--- Start RECORD EXCERPTS ---

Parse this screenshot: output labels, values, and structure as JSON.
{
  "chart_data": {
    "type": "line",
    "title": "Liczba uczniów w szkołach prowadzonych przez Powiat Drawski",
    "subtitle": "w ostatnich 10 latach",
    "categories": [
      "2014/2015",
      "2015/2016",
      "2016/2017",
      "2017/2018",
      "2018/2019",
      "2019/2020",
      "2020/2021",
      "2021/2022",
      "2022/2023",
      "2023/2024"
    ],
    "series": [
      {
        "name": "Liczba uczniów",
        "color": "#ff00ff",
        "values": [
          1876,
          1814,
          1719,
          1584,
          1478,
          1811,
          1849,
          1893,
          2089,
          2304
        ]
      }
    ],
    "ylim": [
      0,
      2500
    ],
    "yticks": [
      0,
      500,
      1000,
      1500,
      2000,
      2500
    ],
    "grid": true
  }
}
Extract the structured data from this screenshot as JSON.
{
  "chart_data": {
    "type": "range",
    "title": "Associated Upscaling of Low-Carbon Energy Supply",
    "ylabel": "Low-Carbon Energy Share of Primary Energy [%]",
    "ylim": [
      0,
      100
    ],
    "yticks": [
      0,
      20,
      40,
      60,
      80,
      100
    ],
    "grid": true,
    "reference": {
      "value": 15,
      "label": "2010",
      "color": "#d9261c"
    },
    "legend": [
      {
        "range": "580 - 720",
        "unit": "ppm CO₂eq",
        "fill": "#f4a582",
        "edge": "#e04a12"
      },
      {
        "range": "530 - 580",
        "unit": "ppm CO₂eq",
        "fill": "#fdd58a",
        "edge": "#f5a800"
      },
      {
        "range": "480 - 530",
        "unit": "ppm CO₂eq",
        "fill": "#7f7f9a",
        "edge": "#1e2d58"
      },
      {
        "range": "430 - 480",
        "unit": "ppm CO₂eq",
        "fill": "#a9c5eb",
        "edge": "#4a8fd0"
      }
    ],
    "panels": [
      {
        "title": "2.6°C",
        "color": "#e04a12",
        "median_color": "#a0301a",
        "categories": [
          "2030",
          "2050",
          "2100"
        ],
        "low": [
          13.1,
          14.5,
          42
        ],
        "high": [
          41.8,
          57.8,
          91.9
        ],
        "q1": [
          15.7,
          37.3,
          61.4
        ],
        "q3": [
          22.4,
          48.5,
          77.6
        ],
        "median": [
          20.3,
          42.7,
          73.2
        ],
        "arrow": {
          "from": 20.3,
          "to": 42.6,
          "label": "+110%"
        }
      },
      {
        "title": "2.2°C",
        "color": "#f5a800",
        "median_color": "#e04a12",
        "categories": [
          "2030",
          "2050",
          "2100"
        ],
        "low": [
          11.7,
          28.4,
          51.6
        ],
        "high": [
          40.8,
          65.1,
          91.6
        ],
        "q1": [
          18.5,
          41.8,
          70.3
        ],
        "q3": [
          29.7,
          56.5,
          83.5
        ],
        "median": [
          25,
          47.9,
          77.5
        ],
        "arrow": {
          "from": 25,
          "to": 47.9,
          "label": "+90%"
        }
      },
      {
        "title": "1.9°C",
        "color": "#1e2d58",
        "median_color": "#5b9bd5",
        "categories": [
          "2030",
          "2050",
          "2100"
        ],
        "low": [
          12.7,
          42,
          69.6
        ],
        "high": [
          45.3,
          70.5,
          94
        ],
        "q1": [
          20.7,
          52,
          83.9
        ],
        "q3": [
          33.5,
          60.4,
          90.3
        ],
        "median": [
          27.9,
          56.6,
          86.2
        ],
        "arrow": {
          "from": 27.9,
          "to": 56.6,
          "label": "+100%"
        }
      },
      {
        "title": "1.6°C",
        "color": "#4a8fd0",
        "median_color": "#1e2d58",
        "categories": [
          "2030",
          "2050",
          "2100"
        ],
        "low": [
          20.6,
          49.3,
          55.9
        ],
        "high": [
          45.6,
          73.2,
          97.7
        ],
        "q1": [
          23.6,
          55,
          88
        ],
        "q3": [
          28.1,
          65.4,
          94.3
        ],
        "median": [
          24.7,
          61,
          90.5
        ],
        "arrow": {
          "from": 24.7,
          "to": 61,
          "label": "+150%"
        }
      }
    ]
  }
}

--- End RECORD EXCERPTS ---

• _PROBLEM DESCRIPTION_
Look through the material above and pick out each line holding the word "Carbon".

• _WORKED ANSWER_
    "title": "Associated Upscaling of Low-Carbon Energy Supply",
    "ylabel": "Low-Carbon Energy Share of Primary Energy [%]",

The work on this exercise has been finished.